— BEGIN INPUT —

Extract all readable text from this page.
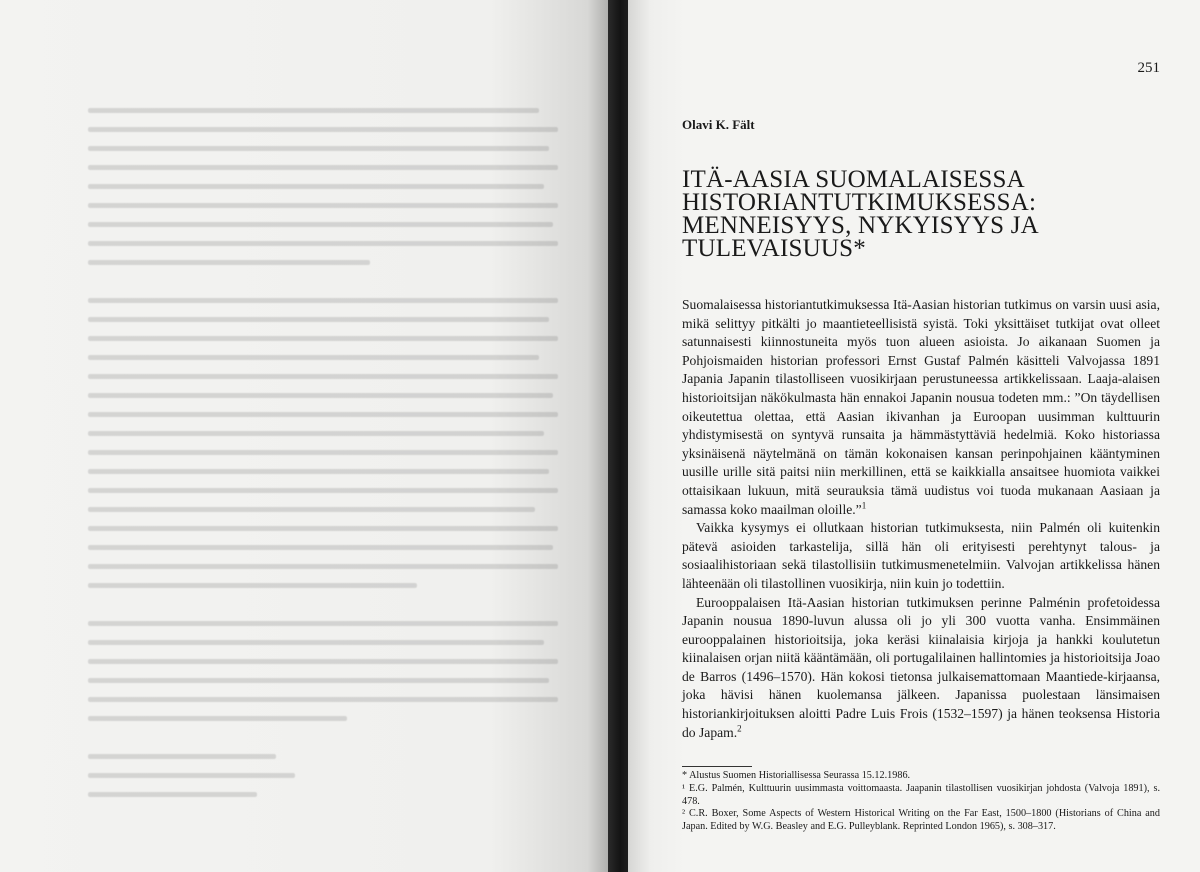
251
Olavi K. Fält
ITÄ-AASIA SUOMALAISESSA
HISTORIANTUTKIMUKSESSA:
MENNEISYYS, NYKYISYYS JA
TULEVAISUUS*

Suomalaisessa historiantutkimuksessa Itä-Aasian historian tutkimus on varsin uusi asia, mikä selittyy pitkälti jo maantieteellisistä syistä. Toki yksittäiset tutkijat ovat olleet satunnaisesti kiinnostuneita myös tuon alueen asioista. Jo aikanaan Suomen ja Pohjoismaiden historian professori Ernst Gustaf Palmén käsitteli Valvojassa 1891 Japania Japanin tilastolliseen vuosikirjaan perustuneessa artikkelissaan. Laaja-alaisen historioitsijan näkökulmasta hän ennakoi Japanin nousua todeten mm.: ”On täydellisen oikeutettua olettaa, että Aasian ikivanhan ja Euroopan uusimman kulttuurin yhdistymisestä on syntyvä runsaita ja hämmästyttäviä hedelmiä. Koko historiassa yksinäisenä näytelmänä on tämän kokonaisen kansan perinpohjainen kääntyminen uusille urille sitä paitsi niin merkillinen, että se kaikkialla ansaitsee huomiota vaikkei ottaisikaan lukuun, mitä seurauksia tämä uudistus voi tuoda mukanaan Aasiaan ja samassa koko maailman oloille.”$^1$

Vaikka kysymys ei ollutkaan historian tutkimuksesta, niin Palmén oli kuitenkin pätevä asioiden tarkastelija, sillä hän oli erityisesti perehtynyt talous- ja sosiaalihistoriaan sekä tilastollisiin tutkimusmenetelmiin. Valvojan artikkelissa hänen lähteenään oli tilastollinen vuosikirja, niin kuin jo todettiin.

Eurooppalaisen Itä-Aasian historian tutkimuksen perinne Palménin profetoidessa Japanin nousua 1890-luvun alussa oli jo yli 300 vuotta vanha. Ensimmäinen eurooppalainen historioitsija, joka keräsi kiinalaisia kirjoja ja hankki koulutetun kiinalaisen orjan niitä kääntämään, oli portugalilainen hallintomies ja historioitsija Joao de Barros (1496–1570). Hän kokosi tietonsa julkaisemattomaan Maantiede-kirjaansa, joka hävisi hänen kuolemansa jälkeen. Japanissa puolestaan länsimaisen historiankirjoituksen aloitti Padre Luis Frois (1532–1597) ja hänen teoksensa Historia do Japam.$^2$

* Alustus Suomen Historiallisessa Seurassa 15.12.1986.

¹ E.G. Palmén, Kulttuurin uusimmasta voittomaasta. Jaapanin tilastollisen vuosikirjan johdosta (Valvoja 1891), s. 478.

² C.R. Boxer, Some Aspects of Western Historical Writing on the Far East, 1500–1800 (Historians of China and Japan. Edited by W.G. Beasley and E.G. Pulleyblank. Reprinted London 1965), s. 308–317.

— END INPUT —

_TASK BRIEF_. Do not include images; quote all of the entries above exactly.

_WORKED SOLUTION_.
Extract all readable text from this page.
251
Olavi K. Fält
ITÄ-AASIA SUOMALAISESSA
HISTORIANTUTKIMUKSESSA:
MENNEISYYS, NYKYISYYS JA
TULEVAISUUS*

Suomalaisessa historiantutkimuksessa Itä-Aasian historian tutkimus on varsin uusi asia, mikä selittyy pitkälti jo maantieteellisistä syistä. Toki yksittäiset tutkijat ovat olleet satunnaisesti kiinnostuneita myös tuon alueen asioista. Jo aikanaan Suomen ja Pohjoismaiden historian professori Ernst Gustaf Palmén käsitteli Valvojassa 1891 Japania Japanin tilastolliseen vuosikirjaan perustuneessa artikkelissaan. Laaja-alaisen historioitsijan näkökulmasta hän ennakoi Japanin nousua todeten mm.: ”On täydellisen oikeutettua olettaa, että Aasian ikivanhan ja Euroopan uusimman kulttuurin yhdistymisestä on syntyvä runsaita ja hämmästyttäviä hedelmiä. Koko historiassa yksinäisenä näytelmänä on tämän kokonaisen kansan perinpohjainen kääntyminen uusille urille sitä paitsi niin merkillinen, että se kaikkialla ansaitsee huomiota vaikkei ottaisikaan lukuun, mitä seurauksia tämä uudistus voi tuoda mukanaan Aasiaan ja samassa koko maailman oloille.”$^1$

Vaikka kysymys ei ollutkaan historian tutkimuksesta, niin Palmén oli kuitenkin pätevä asioiden tarkastelija, sillä hän oli erityisesti perehtynyt talous- ja sosiaalihistoriaan sekä tilastollisiin tutkimusmenetelmiin. Valvojan artikkelissa hänen lähteenään oli tilastollinen vuosikirja, niin kuin jo todettiin.

Eurooppalaisen Itä-Aasian historian tutkimuksen perinne Palménin profetoidessa Japanin nousua 1890-luvun alussa oli jo yli 300 vuotta vanha. Ensimmäinen eurooppalainen historioitsija, joka keräsi kiinalaisia kirjoja ja hankki koulutetun kiinalaisen orjan niitä kääntämään, oli portugalilainen hallintomies ja historioitsija Joao de Barros (1496–1570). Hän kokosi tietonsa julkaisemattomaan Maantiede-kirjaansa, joka hävisi hänen kuolemansa jälkeen. Japanissa puolestaan länsimaisen historiankirjoituksen aloitti Padre Luis Frois (1532–1597) ja hänen teoksensa Historia do Japam.$^2$

* Alustus Suomen Historiallisessa Seurassa 15.12.1986.

¹ E.G. Palmén, Kulttuurin uusimmasta voittomaasta. Jaapanin tilastollisen vuosikirjan johdosta (Valvoja 1891), s. 478.

² C.R. Boxer, Some Aspects of Western Historical Writing on the Far East, 1500–1800 (Historians of China and Japan. Edited by W.G. Beasley and E.G. Pulleyblank. Reprinted London 1965), s. 308–317.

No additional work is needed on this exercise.